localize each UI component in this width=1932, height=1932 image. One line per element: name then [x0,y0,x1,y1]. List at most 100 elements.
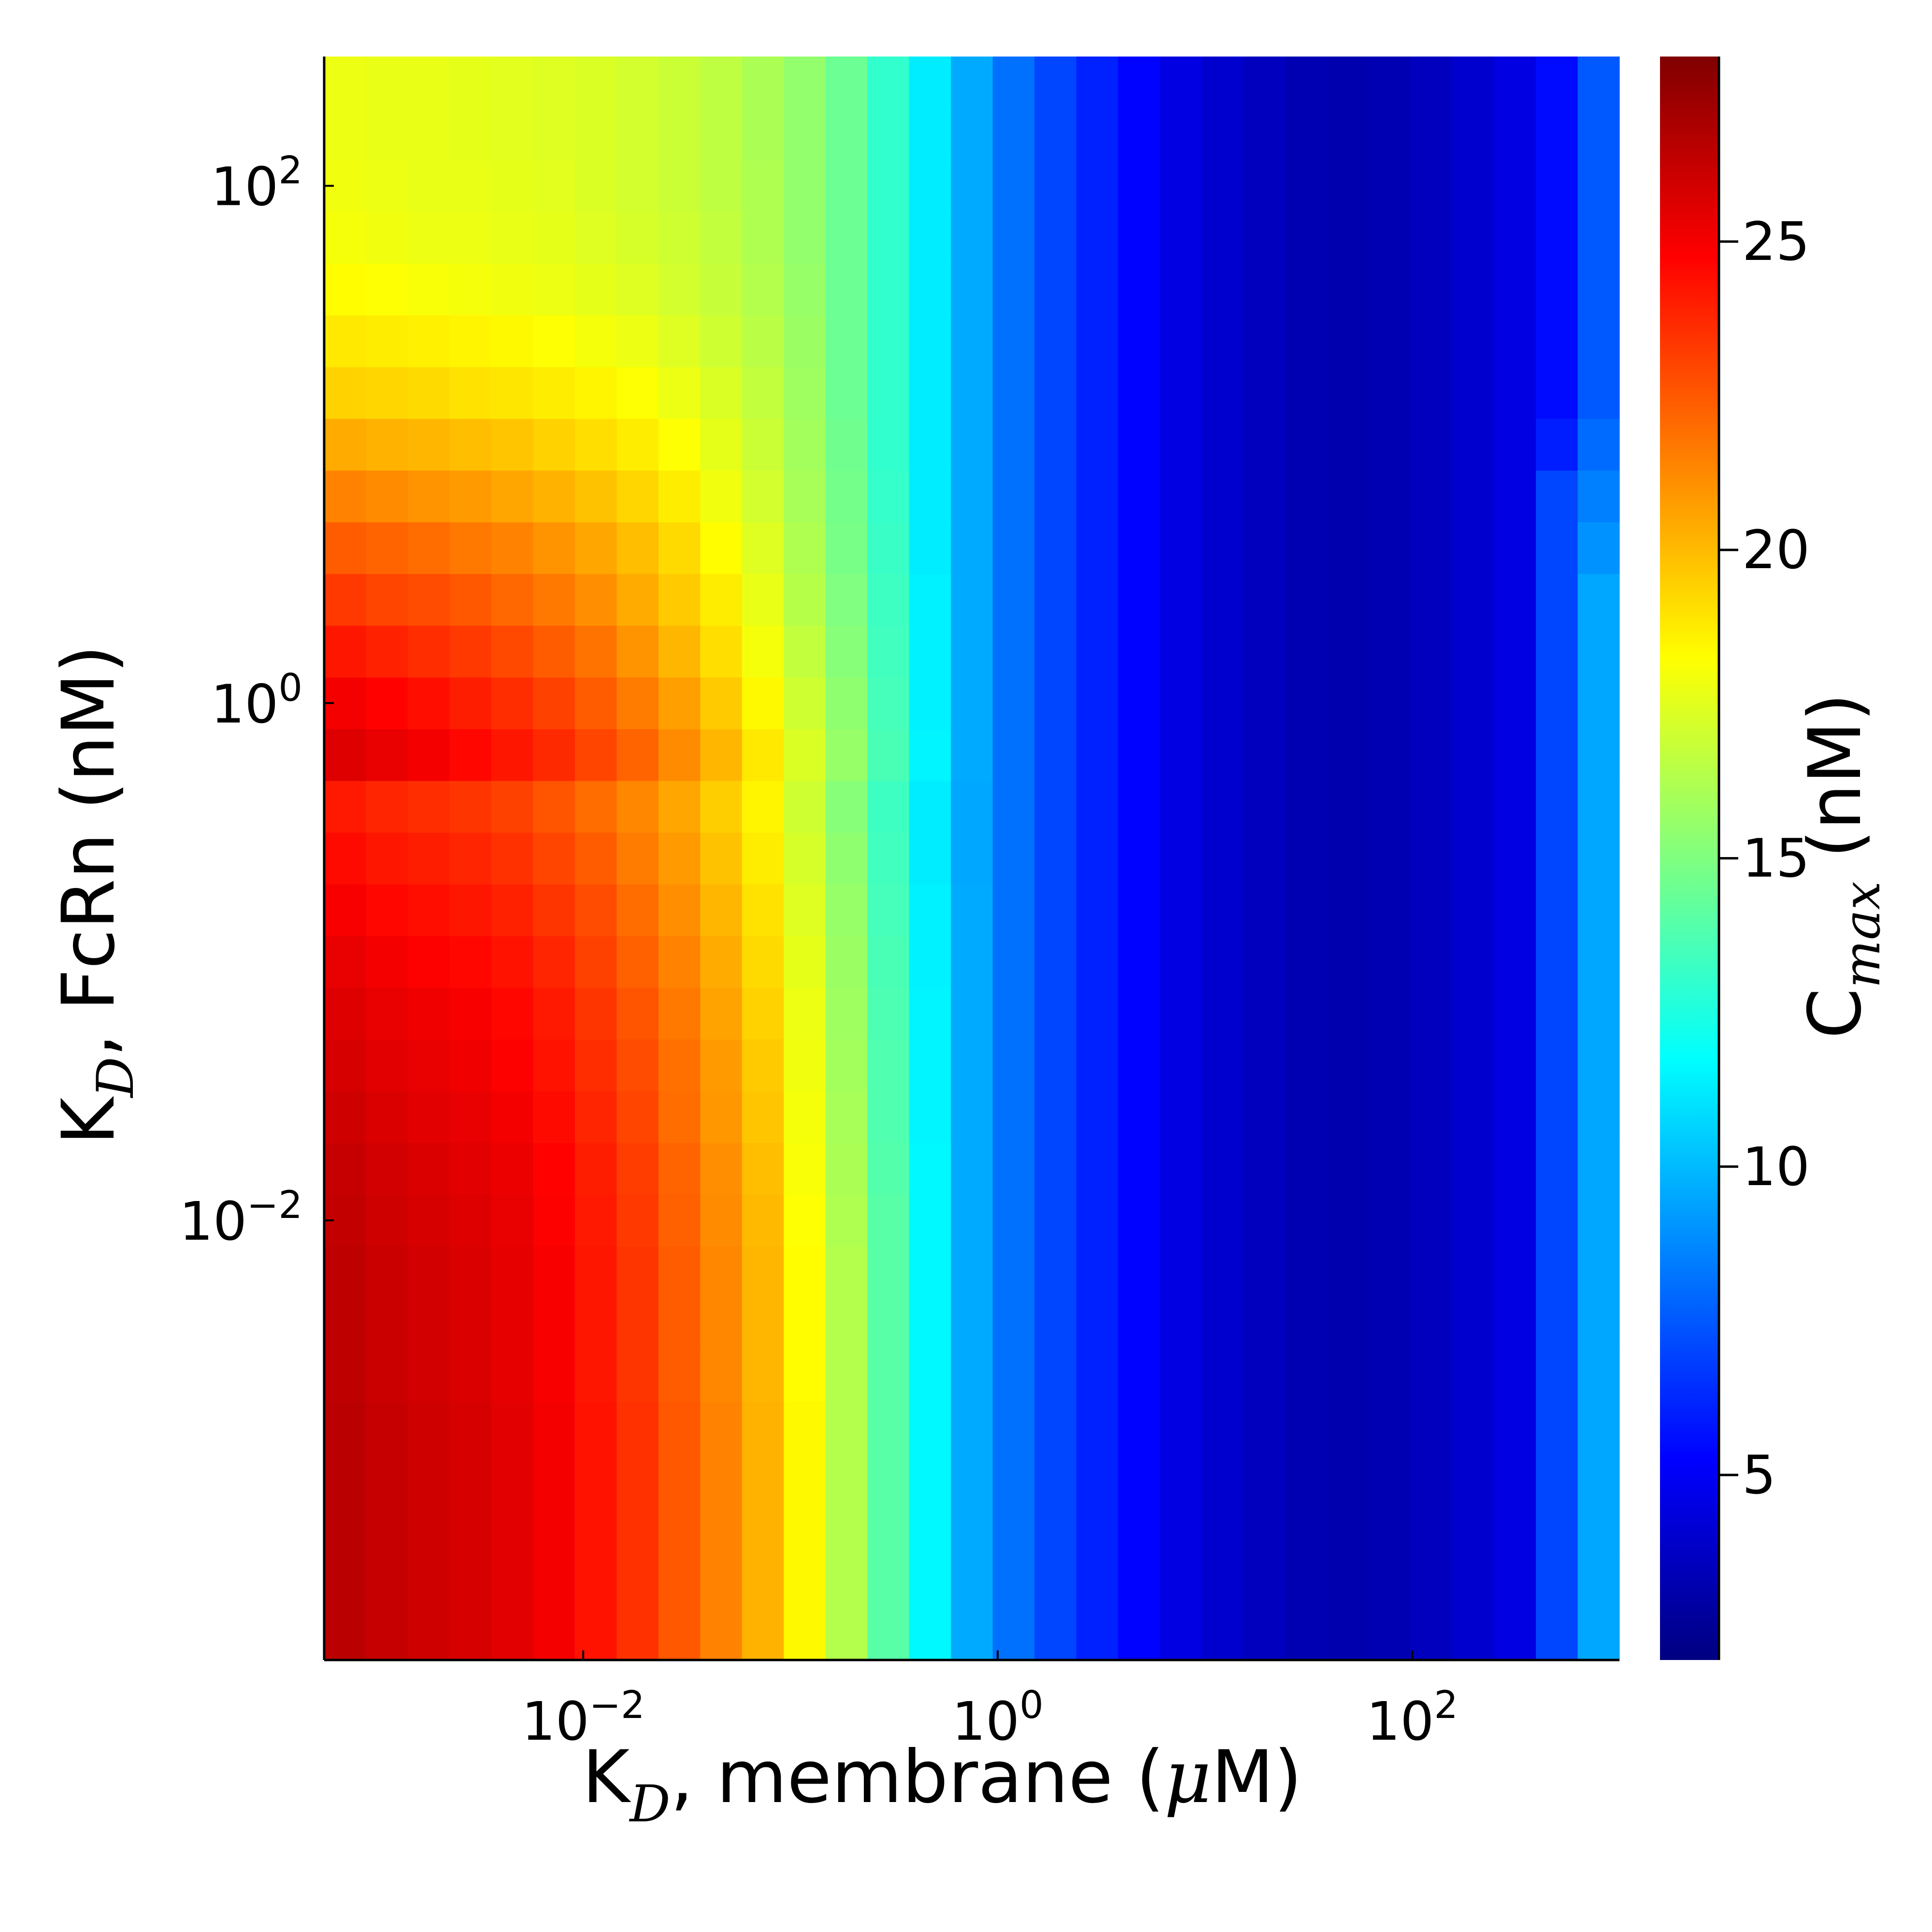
heatmap-cell [324,1453,367,1505]
heatmap-cell [1410,1143,1453,1195]
heatmap-cell [909,418,951,471]
heatmap-cell [1536,1401,1578,1454]
heatmap-cell [574,367,617,419]
heatmap-cell [742,573,784,626]
heatmap-cell [1494,108,1536,160]
x-axis-label-rest-pre: , membrane ( [671,1735,1164,1819]
heatmap-cell [616,160,659,212]
heatmap-cell [951,315,993,367]
heatmap-cell [324,1556,367,1609]
heatmap-cell [1536,625,1578,678]
heatmap-cell [909,1401,951,1454]
heatmap-cell [1452,263,1495,315]
heatmap-cell [658,57,701,109]
heatmap-cell [324,1246,367,1299]
heatmap-cell [533,677,575,730]
heatmap-cell [1369,1091,1411,1143]
heatmap-cell [992,57,1035,109]
heatmap-cell [784,522,826,574]
heatmap-cell [324,108,367,160]
heatmap-cell [1410,1504,1453,1557]
heatmap-cell [1410,57,1453,109]
heatmap-cell [366,315,408,367]
heatmap-cell [658,1349,701,1402]
heatmap-cell [992,573,1035,626]
heatmap-cell [407,780,450,833]
heatmap-cell [1327,884,1369,936]
heatmap-cell [491,470,534,523]
heatmap-cell [491,108,534,160]
heatmap-cell [1034,367,1077,419]
heatmap-cell [1159,1246,1202,1299]
heatmap-cell [784,1143,826,1195]
heatmap-cell [1577,108,1620,160]
heatmap-cell [1410,315,1453,367]
heatmap-cell [1159,263,1202,315]
colorbar-label-rest: (nM) [1793,693,1877,881]
heatmap-cell [909,522,951,574]
heatmap-cell [616,987,659,1040]
heatmap-cell [1076,1039,1118,1091]
heatmap-cell [616,315,659,367]
heatmap-cell [449,729,492,781]
heatmap-cell [867,57,910,109]
heatmap-cell [1327,315,1369,367]
heatmap-cell [1243,522,1286,574]
heatmap-cell [1410,263,1453,315]
heatmap-cell [533,522,575,574]
heatmap-cell [1285,987,1328,1040]
heatmap-cell [1243,263,1286,315]
heatmap-cell [1076,522,1118,574]
heatmap-cell [366,832,408,885]
heatmap-cell [1034,625,1077,678]
heatmap-cell [1577,418,1620,471]
heatmap-cell [825,987,868,1040]
heatmap-cell [616,367,659,419]
heatmap-cell [867,263,910,315]
heatmap-cell [1536,1246,1578,1299]
heatmap-cell [407,108,450,160]
heatmap-cell [1536,1298,1578,1350]
heatmap-cell [742,832,784,885]
heatmap-cell [366,1194,408,1247]
heatmap-cell [407,212,450,264]
heatmap-cell [1159,1556,1202,1609]
heatmap-cell [700,1453,743,1505]
heatmap-cell [1034,522,1077,574]
heatmap-cell [616,263,659,315]
heatmap-cell [574,677,617,730]
heatmap-cell [449,57,492,109]
heatmap-cell [1410,108,1453,160]
heatmap-cell [867,780,910,833]
heatmap-cell [1410,573,1453,626]
heatmap-cell [1494,625,1536,678]
heatmap-cell [533,729,575,781]
heatmap-cell [1285,1453,1328,1505]
heatmap-cell [1452,1453,1495,1505]
heatmap-cell [867,1298,910,1350]
heatmap-cell [742,625,784,678]
heatmap-cell [616,625,659,678]
heatmap-cell [324,1298,367,1350]
heatmap-cell [1034,212,1077,264]
heatmap-cell [867,367,910,419]
heatmap-cell [1076,1504,1118,1557]
heatmap-cell [491,1401,534,1454]
heatmap-cell [324,729,367,781]
heatmap-cell [1202,1194,1244,1247]
heatmap-cell [1410,1194,1453,1247]
heatmap-cell [449,1246,492,1299]
heatmap-cell [992,625,1035,678]
heatmap-cell [1159,522,1202,574]
heatmap-cell [1159,1039,1202,1091]
heatmap-cell [951,418,993,471]
heatmap-cell [742,1453,784,1505]
heatmap-cell [1327,1608,1369,1660]
heatmap-cell [1034,263,1077,315]
heatmap-cells [324,57,1620,1660]
heatmap-cell [1202,1246,1244,1299]
heatmap-cell [909,108,951,160]
heatmap-cell [449,1608,492,1660]
heatmap-cell [1452,1401,1495,1454]
heatmap-cell [407,573,450,626]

**Task objective:**
Copy the entries word for word, starting with the line that contains "heatmap-cell [324,1453,367,1505]" and continuing through the line that contains "heatmap-cell [951,315,993,367]".

**Reply:**
heatmap-cell [324,1453,367,1505]
heatmap-cell [1410,1143,1453,1195]
heatmap-cell [909,418,951,471]
heatmap-cell [1536,1401,1578,1454]
heatmap-cell [574,367,617,419]
heatmap-cell [742,573,784,626]
heatmap-cell [1494,108,1536,160]
x-axis-label-rest-pre: , membrane ( [671,1735,1164,1819]
heatmap-cell [616,160,659,212]
heatmap-cell [951,315,993,367]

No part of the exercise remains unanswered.